- _The problem_: Each line of the material below that holds the word "AIの限界とリスク" needs to be copied.

- _Supplied material_:

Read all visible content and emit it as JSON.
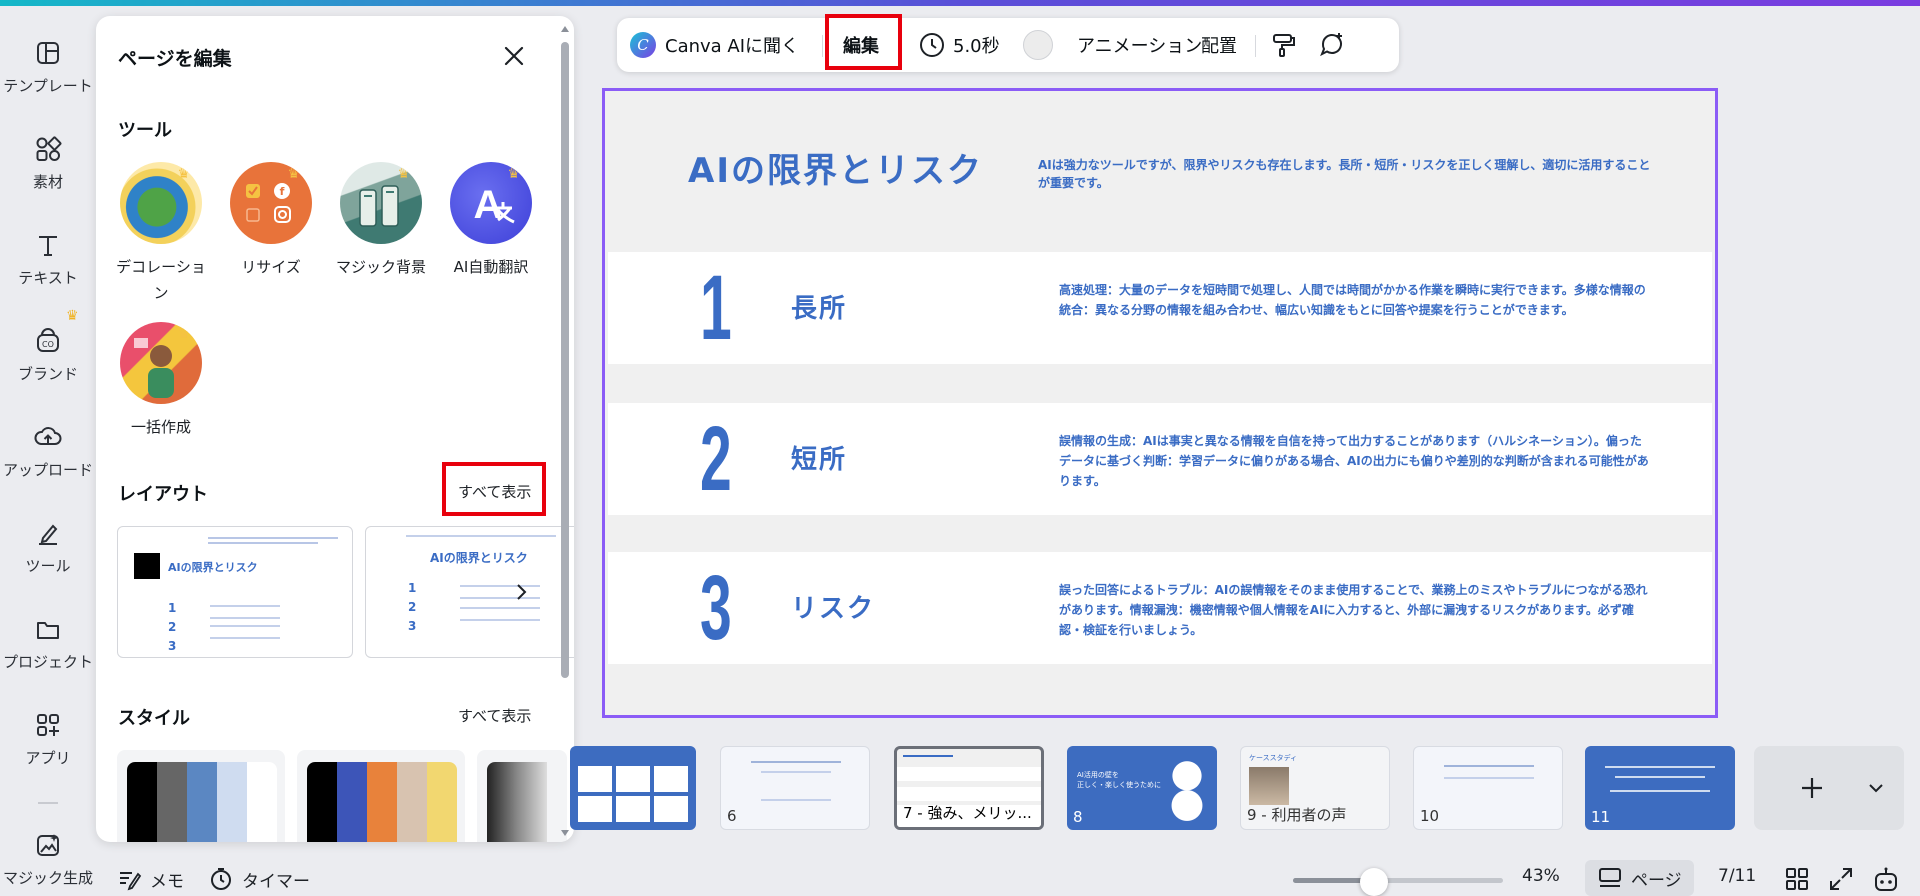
{
  "rail": {
    "items": [
      {
        "label": "テンプレート"
      },
      {
        "label": "素材"
      },
      {
        "label": "テキスト"
      },
      {
        "label": "ブランド"
      },
      {
        "label": "アップロード"
      },
      {
        "label": "ツール"
      },
      {
        "label": "プロジェクト"
      },
      {
        "label": "アプリ"
      },
      {
        "label": "マジック生成"
      }
    ]
  },
  "panel": {
    "title": "ページを編集",
    "tools_title": "ツール",
    "tools": [
      {
        "label": "デコレーション"
      },
      {
        "label": "リサイズ"
      },
      {
        "label": "マジック背景"
      },
      {
        "label": "AI自動翻訳"
      },
      {
        "label": "一括作成"
      }
    ],
    "layout_title": "レイアウト",
    "layout_see_all": "すべて表示",
    "layout_preview_title": "AIの限界とリスク",
    "style_title": "スタイル",
    "style_see_all": "すべて表示",
    "palettes": [
      [
        "#000000",
        "#666666",
        "#5b87c2",
        "#cfdcf0",
        "#ffffff"
      ],
      [
        "#000000",
        "#3d55b8",
        "#e8823b",
        "#d8c3b0",
        "#f2d770"
      ]
    ]
  },
  "toolbar": {
    "ask_ai": "Canva AIに聞く",
    "edit": "編集",
    "duration": "5.0秒",
    "animation": "アニメーション",
    "position": "配置"
  },
  "slide": {
    "title": "AIの限界とリスク",
    "intro": "AIは強力なツールですが、限界やリスクも存在します。長所・短所・リスクを正しく理解し、適切に活用することが重要です。",
    "sections": [
      {
        "num": "1",
        "heading": "長所",
        "body": "高速処理：大量のデータを短時間で処理し、人間では時間がかかる作業を瞬時に実行できます。多様な情報の統合：異なる分野の情報を組み合わせ、幅広い知識をもとに回答や提案を行うことができます。"
      },
      {
        "num": "2",
        "heading": "短所",
        "body": "誤情報の生成：AIは事実と異なる情報を自信を持って出力することがあります（ハルシネーション）。偏ったデータに基づく判断：学習データに偏りがある場合、AIの出力にも偏りや差別的な判断が含まれる可能性があります。"
      },
      {
        "num": "3",
        "heading": "リスク",
        "body": "誤った回答によるトラブル：AIの誤情報をそのまま使用することで、業務上のミスやトラブルにつながる恐れがあります。情報漏洩：機密情報や個人情報をAIに入力すると、外部に漏洩するリスクがあります。必ず確認・検証を行いましょう。"
      }
    ]
  },
  "filmstrip": {
    "thumbs": [
      {
        "label": ""
      },
      {
        "label": "6"
      },
      {
        "label": "7 - 強み、メリッ..."
      },
      {
        "label": "8"
      },
      {
        "label": "9 - 利用者の声"
      },
      {
        "label": "10"
      },
      {
        "label": "11"
      }
    ],
    "thumb8_title": "AI活用の壁を\n正しく・楽しく使うために",
    "thumb9_title": "ケーススタディ"
  },
  "bottombar": {
    "notes": "メモ",
    "timer": "タイマー",
    "zoom": "43%",
    "zoom_level": 0.43,
    "pages": "ページ",
    "page_count": "7/11"
  },
  "colors": {
    "accent": "#3a6cc4",
    "highlight": "#e8000d",
    "selection": "#8b5cf6"
  }
}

- _Correct result_:
    "layout_preview_title": "AIの限界とリスク",
    "title": "AIの限界とリスク",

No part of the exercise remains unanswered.